# [WHAT THE TASK ASKS]
Leave out the pictures and copy every record exactly.

# [AVAILABLE RECORDS]
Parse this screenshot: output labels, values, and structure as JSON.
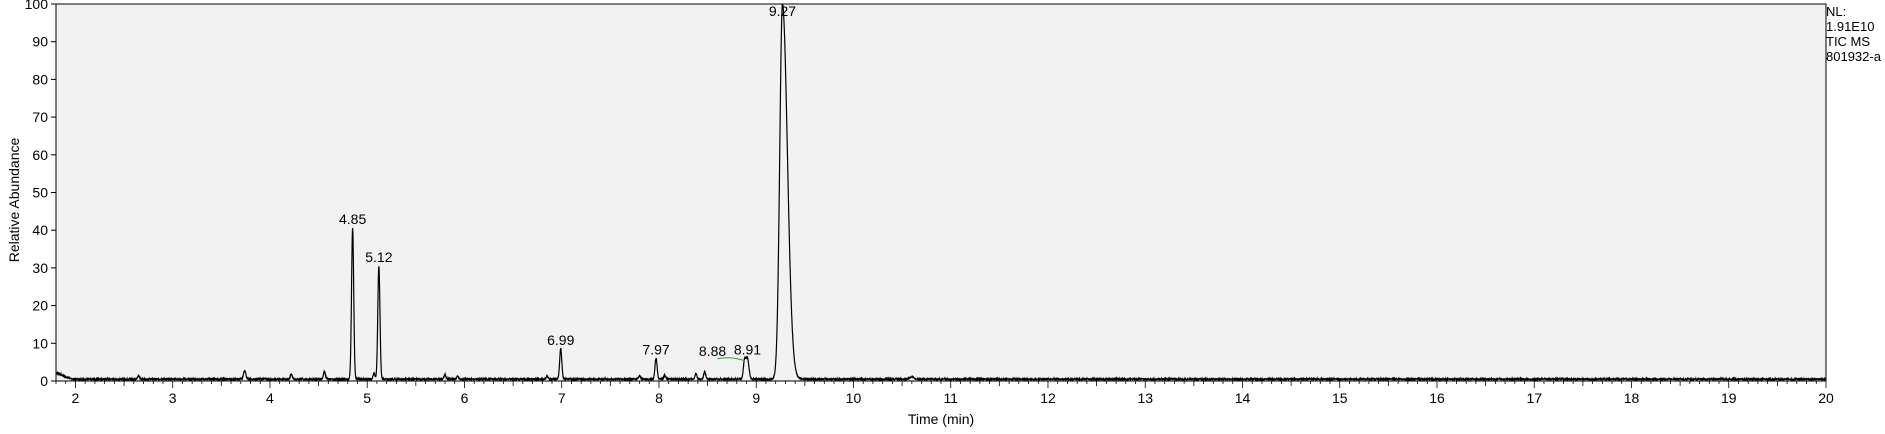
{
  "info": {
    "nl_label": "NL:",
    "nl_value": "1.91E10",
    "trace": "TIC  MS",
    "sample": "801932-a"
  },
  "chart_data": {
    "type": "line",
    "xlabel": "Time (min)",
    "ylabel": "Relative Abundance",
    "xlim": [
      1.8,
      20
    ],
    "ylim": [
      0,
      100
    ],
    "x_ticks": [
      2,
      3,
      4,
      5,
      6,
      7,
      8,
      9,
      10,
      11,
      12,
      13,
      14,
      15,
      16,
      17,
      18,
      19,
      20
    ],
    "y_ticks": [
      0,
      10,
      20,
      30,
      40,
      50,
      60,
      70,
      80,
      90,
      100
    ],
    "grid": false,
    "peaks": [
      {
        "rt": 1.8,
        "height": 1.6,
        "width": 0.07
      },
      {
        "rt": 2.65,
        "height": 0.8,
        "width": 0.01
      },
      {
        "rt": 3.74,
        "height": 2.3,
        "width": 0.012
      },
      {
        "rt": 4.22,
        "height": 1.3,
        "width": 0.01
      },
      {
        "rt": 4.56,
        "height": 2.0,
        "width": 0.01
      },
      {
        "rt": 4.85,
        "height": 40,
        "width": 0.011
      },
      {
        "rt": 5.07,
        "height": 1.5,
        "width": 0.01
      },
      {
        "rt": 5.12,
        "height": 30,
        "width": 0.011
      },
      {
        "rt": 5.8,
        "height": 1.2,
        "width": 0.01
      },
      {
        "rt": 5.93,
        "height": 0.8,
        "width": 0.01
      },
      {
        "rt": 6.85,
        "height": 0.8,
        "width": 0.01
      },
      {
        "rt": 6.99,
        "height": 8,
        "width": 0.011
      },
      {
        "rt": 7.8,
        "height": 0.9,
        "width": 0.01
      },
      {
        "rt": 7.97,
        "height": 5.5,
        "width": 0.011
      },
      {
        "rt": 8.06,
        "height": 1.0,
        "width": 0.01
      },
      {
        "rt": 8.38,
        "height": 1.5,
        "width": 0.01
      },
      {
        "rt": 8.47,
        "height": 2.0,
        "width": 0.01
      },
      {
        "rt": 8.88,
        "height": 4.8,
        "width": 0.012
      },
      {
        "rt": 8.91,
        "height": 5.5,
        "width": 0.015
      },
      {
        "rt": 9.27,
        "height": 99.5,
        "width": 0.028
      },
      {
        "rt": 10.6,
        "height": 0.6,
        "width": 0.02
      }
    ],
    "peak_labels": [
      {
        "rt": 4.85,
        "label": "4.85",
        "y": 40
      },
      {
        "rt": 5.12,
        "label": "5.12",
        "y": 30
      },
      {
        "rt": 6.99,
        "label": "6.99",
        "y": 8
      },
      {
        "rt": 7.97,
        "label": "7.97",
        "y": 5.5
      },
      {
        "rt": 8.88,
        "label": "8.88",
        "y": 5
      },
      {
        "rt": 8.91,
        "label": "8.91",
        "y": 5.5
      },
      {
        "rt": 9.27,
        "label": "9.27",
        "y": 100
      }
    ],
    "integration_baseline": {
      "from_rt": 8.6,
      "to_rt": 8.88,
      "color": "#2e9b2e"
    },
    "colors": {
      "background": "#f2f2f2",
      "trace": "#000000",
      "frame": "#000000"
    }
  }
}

# [SOLVED PROBLEM]
Parse this screenshot: output labels, values, and structure as JSON.
{
  "info": {
    "nl_label": "NL:",
    "nl_value": "1.91E10",
    "trace": "TIC  MS",
    "sample": "801932-a"
  },
  "chart_data": {
    "type": "line",
    "xlabel": "Time (min)",
    "ylabel": "Relative Abundance",
    "xlim": [
      1.8,
      20
    ],
    "ylim": [
      0,
      100
    ],
    "x_ticks": [
      2,
      3,
      4,
      5,
      6,
      7,
      8,
      9,
      10,
      11,
      12,
      13,
      14,
      15,
      16,
      17,
      18,
      19,
      20
    ],
    "y_ticks": [
      0,
      10,
      20,
      30,
      40,
      50,
      60,
      70,
      80,
      90,
      100
    ],
    "grid": false,
    "peaks": [
      {
        "rt": 1.8,
        "height": 1.6,
        "width": 0.07
      },
      {
        "rt": 2.65,
        "height": 0.8,
        "width": 0.01
      },
      {
        "rt": 3.74,
        "height": 2.3,
        "width": 0.012
      },
      {
        "rt": 4.22,
        "height": 1.3,
        "width": 0.01
      },
      {
        "rt": 4.56,
        "height": 2.0,
        "width": 0.01
      },
      {
        "rt": 4.85,
        "height": 40,
        "width": 0.011
      },
      {
        "rt": 5.07,
        "height": 1.5,
        "width": 0.01
      },
      {
        "rt": 5.12,
        "height": 30,
        "width": 0.011
      },
      {
        "rt": 5.8,
        "height": 1.2,
        "width": 0.01
      },
      {
        "rt": 5.93,
        "height": 0.8,
        "width": 0.01
      },
      {
        "rt": 6.85,
        "height": 0.8,
        "width": 0.01
      },
      {
        "rt": 6.99,
        "height": 8,
        "width": 0.011
      },
      {
        "rt": 7.8,
        "height": 0.9,
        "width": 0.01
      },
      {
        "rt": 7.97,
        "height": 5.5,
        "width": 0.011
      },
      {
        "rt": 8.06,
        "height": 1.0,
        "width": 0.01
      },
      {
        "rt": 8.38,
        "height": 1.5,
        "width": 0.01
      },
      {
        "rt": 8.47,
        "height": 2.0,
        "width": 0.01
      },
      {
        "rt": 8.88,
        "height": 4.8,
        "width": 0.012
      },
      {
        "rt": 8.91,
        "height": 5.5,
        "width": 0.015
      },
      {
        "rt": 9.27,
        "height": 99.5,
        "width": 0.028
      },
      {
        "rt": 10.6,
        "height": 0.6,
        "width": 0.02
      }
    ],
    "peak_labels": [
      {
        "rt": 4.85,
        "label": "4.85",
        "y": 40
      },
      {
        "rt": 5.12,
        "label": "5.12",
        "y": 30
      },
      {
        "rt": 6.99,
        "label": "6.99",
        "y": 8
      },
      {
        "rt": 7.97,
        "label": "7.97",
        "y": 5.5
      },
      {
        "rt": 8.88,
        "label": "8.88",
        "y": 5
      },
      {
        "rt": 8.91,
        "label": "8.91",
        "y": 5.5
      },
      {
        "rt": 9.27,
        "label": "9.27",
        "y": 100
      }
    ],
    "integration_baseline": {
      "from_rt": 8.6,
      "to_rt": 8.88,
      "color": "#2e9b2e"
    },
    "colors": {
      "background": "#f2f2f2",
      "trace": "#000000",
      "frame": "#000000"
    }
  }
}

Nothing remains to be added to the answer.